===== ENTRIES
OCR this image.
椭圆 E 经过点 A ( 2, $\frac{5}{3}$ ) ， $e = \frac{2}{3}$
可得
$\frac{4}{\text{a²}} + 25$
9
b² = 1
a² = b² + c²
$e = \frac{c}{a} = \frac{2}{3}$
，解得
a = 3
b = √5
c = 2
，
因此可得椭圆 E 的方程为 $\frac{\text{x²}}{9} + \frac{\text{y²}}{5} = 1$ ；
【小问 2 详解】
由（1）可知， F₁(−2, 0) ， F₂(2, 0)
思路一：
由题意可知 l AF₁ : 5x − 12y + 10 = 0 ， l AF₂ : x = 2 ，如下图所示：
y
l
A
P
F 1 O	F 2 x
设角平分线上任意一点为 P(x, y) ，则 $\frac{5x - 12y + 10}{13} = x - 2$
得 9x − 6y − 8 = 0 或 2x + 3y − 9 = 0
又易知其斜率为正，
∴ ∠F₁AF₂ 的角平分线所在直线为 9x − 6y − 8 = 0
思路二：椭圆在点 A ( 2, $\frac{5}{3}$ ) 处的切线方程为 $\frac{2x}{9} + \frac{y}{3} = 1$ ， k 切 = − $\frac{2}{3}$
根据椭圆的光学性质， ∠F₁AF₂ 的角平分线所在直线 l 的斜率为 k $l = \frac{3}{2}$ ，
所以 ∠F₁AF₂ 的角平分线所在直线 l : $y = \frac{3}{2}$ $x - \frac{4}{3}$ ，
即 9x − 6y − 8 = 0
==========
◆ **WORK TO COMPLETE**
Exactly how many lines of the listing above contain the string "text"? Give no more than the number.

◆ **WORKED ANSWER**
2